**AIM:**
Give the data again exactly as written, skipping any pictures.
==== SUPPLIED INFORMATION
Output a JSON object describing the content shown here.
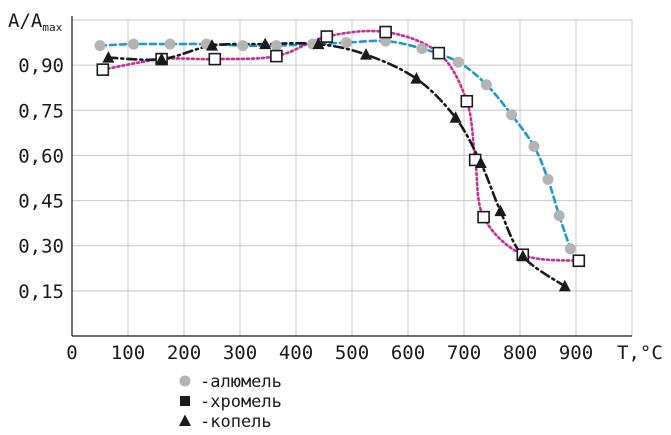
{
  "chart_data": {
    "type": "scatter",
    "ylabel": "A/A",
    "ylabel_sub": "max",
    "xlabel": "T,°C",
    "xlim": [
      0,
      1000
    ],
    "ylim": [
      0,
      1.05
    ],
    "x_ticks": [
      0,
      100,
      200,
      300,
      400,
      500,
      600,
      700,
      800,
      900
    ],
    "x_tick_labels": [
      "0",
      "100",
      "200",
      "300",
      "400",
      "500",
      "600",
      "700",
      "800",
      "900"
    ],
    "y_ticks": [
      0.15,
      0.3,
      0.45,
      0.6,
      0.75,
      0.9
    ],
    "y_tick_labels": [
      "0,15",
      "0,30",
      "0,45",
      "0,60",
      "0,75",
      "0,90"
    ],
    "grid": true,
    "legend_position": "bottom-left",
    "series": [
      {
        "name": "-алюмель",
        "marker": "circle",
        "marker_color": "#b4b4b4",
        "line_color": "#1e98d2",
        "line_style": "dashed",
        "points": [
          [
            50,
            0.965
          ],
          [
            110,
            0.97
          ],
          [
            175,
            0.97
          ],
          [
            240,
            0.97
          ],
          [
            305,
            0.965
          ],
          [
            365,
            0.965
          ],
          [
            430,
            0.97
          ],
          [
            490,
            0.975
          ],
          [
            560,
            0.98
          ],
          [
            625,
            0.955
          ],
          [
            690,
            0.91
          ],
          [
            740,
            0.835
          ],
          [
            785,
            0.735
          ],
          [
            825,
            0.63
          ],
          [
            850,
            0.52
          ],
          [
            870,
            0.4
          ],
          [
            890,
            0.29
          ]
        ]
      },
      {
        "name": "-хромель",
        "marker": "square-open",
        "marker_color": "#1a1a1a",
        "line_color": "#cc2b96",
        "line_style": "dotted",
        "points": [
          [
            55,
            0.885
          ],
          [
            160,
            0.92
          ],
          [
            255,
            0.92
          ],
          [
            365,
            0.93
          ],
          [
            455,
            0.995
          ],
          [
            560,
            1.01
          ],
          [
            655,
            0.94
          ],
          [
            705,
            0.78
          ],
          [
            720,
            0.585
          ],
          [
            735,
            0.395
          ],
          [
            805,
            0.27
          ],
          [
            905,
            0.25
          ]
        ]
      },
      {
        "name": "-копель",
        "marker": "triangle",
        "marker_color": "#1a1a1a",
        "line_color": "#1a1a1a",
        "line_style": "dash-dot",
        "points": [
          [
            65,
            0.925
          ],
          [
            160,
            0.92
          ],
          [
            250,
            0.965
          ],
          [
            345,
            0.97
          ],
          [
            440,
            0.97
          ],
          [
            525,
            0.935
          ],
          [
            615,
            0.855
          ],
          [
            685,
            0.725
          ],
          [
            730,
            0.575
          ],
          [
            765,
            0.415
          ],
          [
            805,
            0.265
          ],
          [
            880,
            0.165
          ]
        ]
      }
    ]
  }
}
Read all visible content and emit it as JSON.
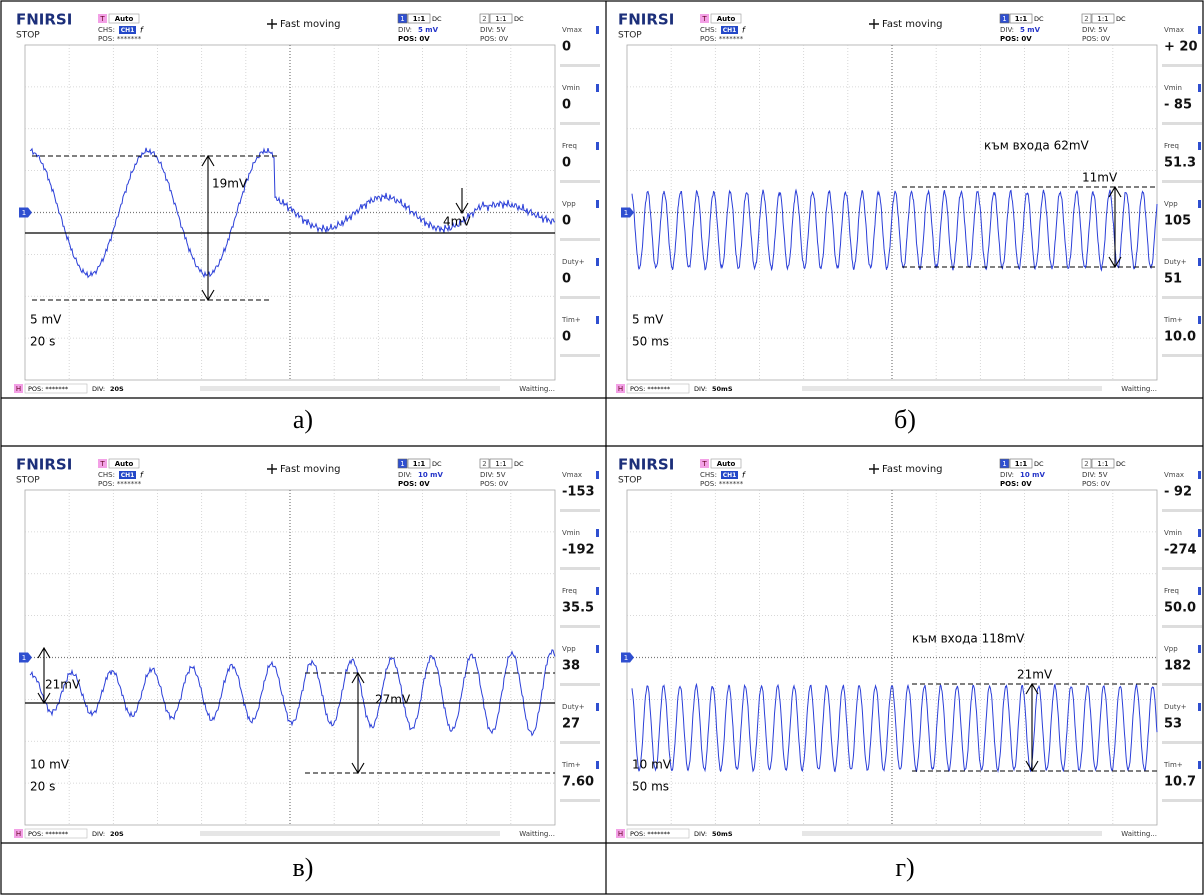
{
  "scope": {
    "brand": "FNIRSI",
    "state": "STOP",
    "trigger_ch": "T",
    "trigger_mode": "Auto",
    "chs": "CHS:",
    "chs_ch": "CH1",
    "chs_edge": "f",
    "pos": "POS: *******",
    "mode": "Fast moving",
    "ch1": "1",
    "ch2": "2",
    "probe": "1:1",
    "coupling": "DC",
    "div_label": "DIV:",
    "ch1_pos": "POS: 0V",
    "ch2_div": "DIV: 5V",
    "ch2_pos": "POS: 0V",
    "footer_h": "H",
    "footer_pos": "POS: *******",
    "footer_div": "DIV:",
    "status": "Waitting...",
    "marker": "1",
    "measure_labels": [
      "Vmax",
      "Vmin",
      "Freq",
      "Vpp",
      "Duty+",
      "Tim+"
    ]
  },
  "panels": [
    {
      "caption": "а)",
      "ch1_div": "5 mV",
      "time_div": "20S",
      "measures": [
        "0",
        "0",
        "0",
        "0",
        "0",
        "0"
      ],
      "scale_v": "5 mV",
      "scale_t": "20 s",
      "annotations": [
        "19mV",
        "4mV"
      ]
    },
    {
      "caption": "б)",
      "ch1_div": "5 mV",
      "time_div": "50mS",
      "measures": [
        "+ 20",
        "- 85",
        "51.3",
        "105",
        "51",
        "10.0"
      ],
      "scale_v": "5 mV",
      "scale_t": "50 ms",
      "annotations": [
        "към входа 62mV",
        "11mV"
      ]
    },
    {
      "caption": "в)",
      "ch1_div": "10 mV",
      "time_div": "20S",
      "measures": [
        "-153",
        "-192",
        "35.5",
        "38",
        "27",
        "7.60"
      ],
      "scale_v": "10 mV",
      "scale_t": "20 s",
      "annotations": [
        "21mV",
        "27mV"
      ]
    },
    {
      "caption": "г)",
      "ch1_div": "10 mV",
      "time_div": "50mS",
      "measures": [
        "- 92",
        "-274",
        "50.0",
        "182",
        "53",
        "10.7"
      ],
      "scale_v": "10 mV",
      "scale_t": "50 ms",
      "annotations": [
        "към входа 118mV",
        "21mV"
      ]
    }
  ]
}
========
**ANSWER TO THE PROBLEM:**
Output a JSON object describing the content shown here.
{
  "chart_data": {
    "type": "scatter",
    "ylabel": "A/A",
    "ylabel_sub": "max",
    "xlabel": "T,°C",
    "xlim": [
      0,
      1000
    ],
    "ylim": [
      0,
      1.05
    ],
    "x_ticks": [
      0,
      100,
      200,
      300,
      400,
      500,
      600,
      700,
      800,
      900
    ],
    "x_tick_labels": [
      "0",
      "100",
      "200",
      "300",
      "400",
      "500",
      "600",
      "700",
      "800",
      "900"
    ],
    "y_ticks": [
      0.15,
      0.3,
      0.45,
      0.6,
      0.75,
      0.9
    ],
    "y_tick_labels": [
      "0,15",
      "0,30",
      "0,45",
      "0,60",
      "0,75",
      "0,90"
    ],
    "grid": true,
    "legend_position": "bottom-left",
    "series": [
      {
        "name": "-алюмель",
        "marker": "circle",
        "marker_color": "#b4b4b4",
        "line_color": "#1e98d2",
        "line_style": "dashed",
        "points": [
          [
            50,
            0.965
          ],
          [
            110,
            0.97
          ],
          [
            175,
            0.97
          ],
          [
            240,
            0.97
          ],
          [
            305,
            0.965
          ],
          [
            365,
            0.965
          ],
          [
            430,
            0.97
          ],
          [
            490,
            0.975
          ],
          [
            560,
            0.98
          ],
          [
            625,
            0.955
          ],
          [
            690,
            0.91
          ],
          [
            740,
            0.835
          ],
          [
            785,
            0.735
          ],
          [
            825,
            0.63
          ],
          [
            850,
            0.52
          ],
          [
            870,
            0.4
          ],
          [
            890,
            0.29
          ]
        ]
      },
      {
        "name": "-хромель",
        "marker": "square-open",
        "marker_color": "#1a1a1a",
        "line_color": "#cc2b96",
        "line_style": "dotted",
        "points": [
          [
            55,
            0.885
          ],
          [
            160,
            0.92
          ],
          [
            255,
            0.92
          ],
          [
            365,
            0.93
          ],
          [
            455,
            0.995
          ],
          [
            560,
            1.01
          ],
          [
            655,
            0.94
          ],
          [
            705,
            0.78
          ],
          [
            720,
            0.585
          ],
          [
            735,
            0.395
          ],
          [
            805,
            0.27
          ],
          [
            905,
            0.25
          ]
        ]
      },
      {
        "name": "-копель",
        "marker": "triangle",
        "marker_color": "#1a1a1a",
        "line_color": "#1a1a1a",
        "line_style": "dash-dot",
        "points": [
          [
            65,
            0.925
          ],
          [
            160,
            0.92
          ],
          [
            250,
            0.965
          ],
          [
            345,
            0.97
          ],
          [
            440,
            0.97
          ],
          [
            525,
            0.935
          ],
          [
            615,
            0.855
          ],
          [
            685,
            0.725
          ],
          [
            730,
            0.575
          ],
          [
            765,
            0.415
          ],
          [
            805,
            0.265
          ],
          [
            880,
            0.165
          ]
        ]
      }
    ]
  }
}
Read all visible content and emit it as JSON.
{
  "scope": {
    "brand": "FNIRSI",
    "state": "STOP",
    "trigger_ch": "T",
    "trigger_mode": "Auto",
    "chs": "CHS:",
    "chs_ch": "CH1",
    "chs_edge": "f",
    "pos": "POS: *******",
    "mode": "Fast moving",
    "ch1": "1",
    "ch2": "2",
    "probe": "1:1",
    "coupling": "DC",
    "div_label": "DIV:",
    "ch1_pos": "POS: 0V",
    "ch2_div": "DIV: 5V",
    "ch2_pos": "POS: 0V",
    "footer_h": "H",
    "footer_pos": "POS: *******",
    "footer_div": "DIV:",
    "status": "Waitting...",
    "marker": "1",
    "measure_labels": [
      "Vmax",
      "Vmin",
      "Freq",
      "Vpp",
      "Duty+",
      "Tim+"
    ]
  },
  "panels": [
    {
      "caption": "а)",
      "ch1_div": "5 mV",
      "time_div": "20S",
      "measures": [
        "0",
        "0",
        "0",
        "0",
        "0",
        "0"
      ],
      "scale_v": "5 mV",
      "scale_t": "20 s",
      "annotations": [
        "19mV",
        "4mV"
      ]
    },
    {
      "caption": "б)",
      "ch1_div": "5 mV",
      "time_div": "50mS",
      "measures": [
        "+ 20",
        "- 85",
        "51.3",
        "105",
        "51",
        "10.0"
      ],
      "scale_v": "5 mV",
      "scale_t": "50 ms",
      "annotations": [
        "към входа 62mV",
        "11mV"
      ]
    },
    {
      "caption": "в)",
      "ch1_div": "10 mV",
      "time_div": "20S",
      "measures": [
        "-153",
        "-192",
        "35.5",
        "38",
        "27",
        "7.60"
      ],
      "scale_v": "10 mV",
      "scale_t": "20 s",
      "annotations": [
        "21mV",
        "27mV"
      ]
    },
    {
      "caption": "г)",
      "ch1_div": "10 mV",
      "time_div": "50mS",
      "measures": [
        "- 92",
        "-274",
        "50.0",
        "182",
        "53",
        "10.7"
      ],
      "scale_v": "10 mV",
      "scale_t": "50 ms",
      "annotations": [
        "към входа 118mV",
        "21mV"
      ]
    }
  ]
}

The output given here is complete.